Task description: The data must be written out once more, precisely as given.

Input rows:
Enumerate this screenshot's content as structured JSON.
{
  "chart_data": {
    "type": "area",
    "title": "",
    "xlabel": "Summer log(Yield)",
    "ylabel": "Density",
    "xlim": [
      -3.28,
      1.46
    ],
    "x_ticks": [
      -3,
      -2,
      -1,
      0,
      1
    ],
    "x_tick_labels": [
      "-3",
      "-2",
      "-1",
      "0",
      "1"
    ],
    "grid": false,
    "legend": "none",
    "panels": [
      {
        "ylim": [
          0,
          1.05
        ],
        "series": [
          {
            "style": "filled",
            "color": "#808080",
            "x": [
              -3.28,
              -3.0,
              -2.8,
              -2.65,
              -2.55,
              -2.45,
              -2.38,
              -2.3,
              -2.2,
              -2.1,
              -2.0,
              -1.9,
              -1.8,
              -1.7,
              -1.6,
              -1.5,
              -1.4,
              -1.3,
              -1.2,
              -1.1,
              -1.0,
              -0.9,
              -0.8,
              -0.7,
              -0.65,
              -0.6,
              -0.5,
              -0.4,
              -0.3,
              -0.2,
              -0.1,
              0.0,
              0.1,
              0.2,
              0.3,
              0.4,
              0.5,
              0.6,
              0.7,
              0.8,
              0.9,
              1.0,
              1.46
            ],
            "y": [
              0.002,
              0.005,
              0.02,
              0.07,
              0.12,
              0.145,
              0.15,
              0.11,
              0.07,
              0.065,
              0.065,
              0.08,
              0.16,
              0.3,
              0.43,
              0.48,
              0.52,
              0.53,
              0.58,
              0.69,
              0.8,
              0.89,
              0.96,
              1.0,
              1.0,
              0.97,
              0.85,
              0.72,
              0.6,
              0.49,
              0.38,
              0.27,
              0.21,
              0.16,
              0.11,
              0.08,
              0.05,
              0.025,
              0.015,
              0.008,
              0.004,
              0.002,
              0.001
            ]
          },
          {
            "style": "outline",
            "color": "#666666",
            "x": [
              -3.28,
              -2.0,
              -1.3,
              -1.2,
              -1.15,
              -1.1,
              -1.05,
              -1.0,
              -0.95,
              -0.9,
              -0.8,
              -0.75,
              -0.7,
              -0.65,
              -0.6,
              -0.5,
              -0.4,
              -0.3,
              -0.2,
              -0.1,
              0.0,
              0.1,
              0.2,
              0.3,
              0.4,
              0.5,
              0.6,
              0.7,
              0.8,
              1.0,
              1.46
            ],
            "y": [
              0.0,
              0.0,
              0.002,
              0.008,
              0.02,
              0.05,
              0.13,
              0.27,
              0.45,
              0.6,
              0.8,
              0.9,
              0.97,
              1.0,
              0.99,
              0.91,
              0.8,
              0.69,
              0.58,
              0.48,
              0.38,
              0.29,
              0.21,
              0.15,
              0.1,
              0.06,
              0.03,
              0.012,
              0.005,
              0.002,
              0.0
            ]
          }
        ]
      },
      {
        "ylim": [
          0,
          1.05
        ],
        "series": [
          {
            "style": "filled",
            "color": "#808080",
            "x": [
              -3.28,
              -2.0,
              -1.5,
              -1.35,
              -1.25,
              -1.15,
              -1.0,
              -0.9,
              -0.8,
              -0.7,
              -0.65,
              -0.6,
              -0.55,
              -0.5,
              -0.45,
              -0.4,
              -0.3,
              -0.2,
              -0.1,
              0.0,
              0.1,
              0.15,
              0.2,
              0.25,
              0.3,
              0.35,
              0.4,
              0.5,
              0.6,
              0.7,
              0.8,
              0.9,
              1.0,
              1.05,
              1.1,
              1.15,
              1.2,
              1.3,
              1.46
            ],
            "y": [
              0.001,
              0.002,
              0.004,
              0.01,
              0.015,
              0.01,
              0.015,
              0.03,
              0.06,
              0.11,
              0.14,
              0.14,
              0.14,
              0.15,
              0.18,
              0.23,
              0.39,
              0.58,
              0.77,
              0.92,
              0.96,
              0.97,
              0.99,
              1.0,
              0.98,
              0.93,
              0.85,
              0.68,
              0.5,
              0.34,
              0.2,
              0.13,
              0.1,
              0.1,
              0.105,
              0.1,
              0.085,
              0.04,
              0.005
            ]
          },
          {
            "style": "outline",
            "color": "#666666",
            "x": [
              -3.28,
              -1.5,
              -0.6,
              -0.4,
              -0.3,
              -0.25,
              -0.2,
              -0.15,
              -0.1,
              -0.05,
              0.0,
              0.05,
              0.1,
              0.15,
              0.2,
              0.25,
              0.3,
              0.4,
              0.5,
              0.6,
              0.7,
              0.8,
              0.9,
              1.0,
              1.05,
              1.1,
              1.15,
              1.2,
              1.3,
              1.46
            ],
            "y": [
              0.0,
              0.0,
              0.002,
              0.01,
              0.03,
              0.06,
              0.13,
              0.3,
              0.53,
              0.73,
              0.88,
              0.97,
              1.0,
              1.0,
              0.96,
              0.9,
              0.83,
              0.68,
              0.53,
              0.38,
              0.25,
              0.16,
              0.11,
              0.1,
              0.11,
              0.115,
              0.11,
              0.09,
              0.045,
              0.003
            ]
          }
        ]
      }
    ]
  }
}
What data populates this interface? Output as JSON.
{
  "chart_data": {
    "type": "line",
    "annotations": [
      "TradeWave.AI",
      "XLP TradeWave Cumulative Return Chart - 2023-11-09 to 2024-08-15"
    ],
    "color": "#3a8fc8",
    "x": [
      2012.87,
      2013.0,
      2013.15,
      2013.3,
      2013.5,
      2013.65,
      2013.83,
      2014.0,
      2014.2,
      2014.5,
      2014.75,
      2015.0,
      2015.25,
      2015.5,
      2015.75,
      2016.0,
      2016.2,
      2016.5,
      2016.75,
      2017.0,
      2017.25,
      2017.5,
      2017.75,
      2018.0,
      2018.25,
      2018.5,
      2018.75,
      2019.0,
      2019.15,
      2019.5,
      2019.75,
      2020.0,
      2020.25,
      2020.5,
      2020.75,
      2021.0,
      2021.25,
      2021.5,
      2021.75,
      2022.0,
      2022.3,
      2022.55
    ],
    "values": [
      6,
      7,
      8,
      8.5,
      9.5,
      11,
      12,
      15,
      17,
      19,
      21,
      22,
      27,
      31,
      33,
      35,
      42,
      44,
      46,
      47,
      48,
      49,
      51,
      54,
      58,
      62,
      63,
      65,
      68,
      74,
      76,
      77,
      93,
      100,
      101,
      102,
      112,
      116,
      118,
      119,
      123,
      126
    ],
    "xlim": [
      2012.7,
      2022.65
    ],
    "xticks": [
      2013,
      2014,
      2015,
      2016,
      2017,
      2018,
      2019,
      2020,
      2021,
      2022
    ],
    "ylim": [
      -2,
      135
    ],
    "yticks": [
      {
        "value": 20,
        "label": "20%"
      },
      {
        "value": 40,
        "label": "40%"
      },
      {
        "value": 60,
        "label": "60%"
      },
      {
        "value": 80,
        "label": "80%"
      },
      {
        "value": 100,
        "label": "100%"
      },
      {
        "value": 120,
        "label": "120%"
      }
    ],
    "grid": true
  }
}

Finished answer:
Enumerate this screenshot's content as structured JSON.
{
  "chart_data": {
    "type": "area",
    "title": "",
    "xlabel": "Summer log(Yield)",
    "ylabel": "Density",
    "xlim": [
      -3.28,
      1.46
    ],
    "x_ticks": [
      -3,
      -2,
      -1,
      0,
      1
    ],
    "x_tick_labels": [
      "-3",
      "-2",
      "-1",
      "0",
      "1"
    ],
    "grid": false,
    "legend": "none",
    "panels": [
      {
        "ylim": [
          0,
          1.05
        ],
        "series": [
          {
            "style": "filled",
            "color": "#808080",
            "x": [
              -3.28,
              -3.0,
              -2.8,
              -2.65,
              -2.55,
              -2.45,
              -2.38,
              -2.3,
              -2.2,
              -2.1,
              -2.0,
              -1.9,
              -1.8,
              -1.7,
              -1.6,
              -1.5,
              -1.4,
              -1.3,
              -1.2,
              -1.1,
              -1.0,
              -0.9,
              -0.8,
              -0.7,
              -0.65,
              -0.6,
              -0.5,
              -0.4,
              -0.3,
              -0.2,
              -0.1,
              0.0,
              0.1,
              0.2,
              0.3,
              0.4,
              0.5,
              0.6,
              0.7,
              0.8,
              0.9,
              1.0,
              1.46
            ],
            "y": [
              0.002,
              0.005,
              0.02,
              0.07,
              0.12,
              0.145,
              0.15,
              0.11,
              0.07,
              0.065,
              0.065,
              0.08,
              0.16,
              0.3,
              0.43,
              0.48,
              0.52,
              0.53,
              0.58,
              0.69,
              0.8,
              0.89,
              0.96,
              1.0,
              1.0,
              0.97,
              0.85,
              0.72,
              0.6,
              0.49,
              0.38,
              0.27,
              0.21,
              0.16,
              0.11,
              0.08,
              0.05,
              0.025,
              0.015,
              0.008,
              0.004,
              0.002,
              0.001
            ]
          },
          {
            "style": "outline",
            "color": "#666666",
            "x": [
              -3.28,
              -2.0,
              -1.3,
              -1.2,
              -1.15,
              -1.1,
              -1.05,
              -1.0,
              -0.95,
              -0.9,
              -0.8,
              -0.75,
              -0.7,
              -0.65,
              -0.6,
              -0.5,
              -0.4,
              -0.3,
              -0.2,
              -0.1,
              0.0,
              0.1,
              0.2,
              0.3,
              0.4,
              0.5,
              0.6,
              0.7,
              0.8,
              1.0,
              1.46
            ],
            "y": [
              0.0,
              0.0,
              0.002,
              0.008,
              0.02,
              0.05,
              0.13,
              0.27,
              0.45,
              0.6,
              0.8,
              0.9,
              0.97,
              1.0,
              0.99,
              0.91,
              0.8,
              0.69,
              0.58,
              0.48,
              0.38,
              0.29,
              0.21,
              0.15,
              0.1,
              0.06,
              0.03,
              0.012,
              0.005,
              0.002,
              0.0
            ]
          }
        ]
      },
      {
        "ylim": [
          0,
          1.05
        ],
        "series": [
          {
            "style": "filled",
            "color": "#808080",
            "x": [
              -3.28,
              -2.0,
              -1.5,
              -1.35,
              -1.25,
              -1.15,
              -1.0,
              -0.9,
              -0.8,
              -0.7,
              -0.65,
              -0.6,
              -0.55,
              -0.5,
              -0.45,
              -0.4,
              -0.3,
              -0.2,
              -0.1,
              0.0,
              0.1,
              0.15,
              0.2,
              0.25,
              0.3,
              0.35,
              0.4,
              0.5,
              0.6,
              0.7,
              0.8,
              0.9,
              1.0,
              1.05,
              1.1,
              1.15,
              1.2,
              1.3,
              1.46
            ],
            "y": [
              0.001,
              0.002,
              0.004,
              0.01,
              0.015,
              0.01,
              0.015,
              0.03,
              0.06,
              0.11,
              0.14,
              0.14,
              0.14,
              0.15,
              0.18,
              0.23,
              0.39,
              0.58,
              0.77,
              0.92,
              0.96,
              0.97,
              0.99,
              1.0,
              0.98,
              0.93,
              0.85,
              0.68,
              0.5,
              0.34,
              0.2,
              0.13,
              0.1,
              0.1,
              0.105,
              0.1,
              0.085,
              0.04,
              0.005
            ]
          },
          {
            "style": "outline",
            "color": "#666666",
            "x": [
              -3.28,
              -1.5,
              -0.6,
              -0.4,
              -0.3,
              -0.25,
              -0.2,
              -0.15,
              -0.1,
              -0.05,
              0.0,
              0.05,
              0.1,
              0.15,
              0.2,
              0.25,
              0.3,
              0.4,
              0.5,
              0.6,
              0.7,
              0.8,
              0.9,
              1.0,
              1.05,
              1.1,
              1.15,
              1.2,
              1.3,
              1.46
            ],
            "y": [
              0.0,
              0.0,
              0.002,
              0.01,
              0.03,
              0.06,
              0.13,
              0.3,
              0.53,
              0.73,
              0.88,
              0.97,
              1.0,
              1.0,
              0.96,
              0.9,
              0.83,
              0.68,
              0.53,
              0.38,
              0.25,
              0.16,
              0.11,
              0.1,
              0.11,
              0.115,
              0.11,
              0.09,
              0.045,
              0.003
            ]
          }
        ]
      }
    ]
  }
}
What data populates this interface? Output as JSON.
{
  "chart_data": {
    "type": "line",
    "annotations": [
      "TradeWave.AI",
      "XLP TradeWave Cumulative Return Chart - 2023-11-09 to 2024-08-15"
    ],
    "color": "#3a8fc8",
    "x": [
      2012.87,
      2013.0,
      2013.15,
      2013.3,
      2013.5,
      2013.65,
      2013.83,
      2014.0,
      2014.2,
      2014.5,
      2014.75,
      2015.0,
      2015.25,
      2015.5,
      2015.75,
      2016.0,
      2016.2,
      2016.5,
      2016.75,
      2017.0,
      2017.25,
      2017.5,
      2017.75,
      2018.0,
      2018.25,
      2018.5,
      2018.75,
      2019.0,
      2019.15,
      2019.5,
      2019.75,
      2020.0,
      2020.25,
      2020.5,
      2020.75,
      2021.0,
      2021.25,
      2021.5,
      2021.75,
      2022.0,
      2022.3,
      2022.55
    ],
    "values": [
      6,
      7,
      8,
      8.5,
      9.5,
      11,
      12,
      15,
      17,
      19,
      21,
      22,
      27,
      31,
      33,
      35,
      42,
      44,
      46,
      47,
      48,
      49,
      51,
      54,
      58,
      62,
      63,
      65,
      68,
      74,
      76,
      77,
      93,
      100,
      101,
      102,
      112,
      116,
      118,
      119,
      123,
      126
    ],
    "xlim": [
      2012.7,
      2022.65
    ],
    "xticks": [
      2013,
      2014,
      2015,
      2016,
      2017,
      2018,
      2019,
      2020,
      2021,
      2022
    ],
    "ylim": [
      -2,
      135
    ],
    "yticks": [
      {
        "value": 20,
        "label": "20%"
      },
      {
        "value": 40,
        "label": "40%"
      },
      {
        "value": 60,
        "label": "60%"
      },
      {
        "value": 80,
        "label": "80%"
      },
      {
        "value": 100,
        "label": "100%"
      },
      {
        "value": 120,
        "label": "120%"
      }
    ],
    "grid": true
  }
}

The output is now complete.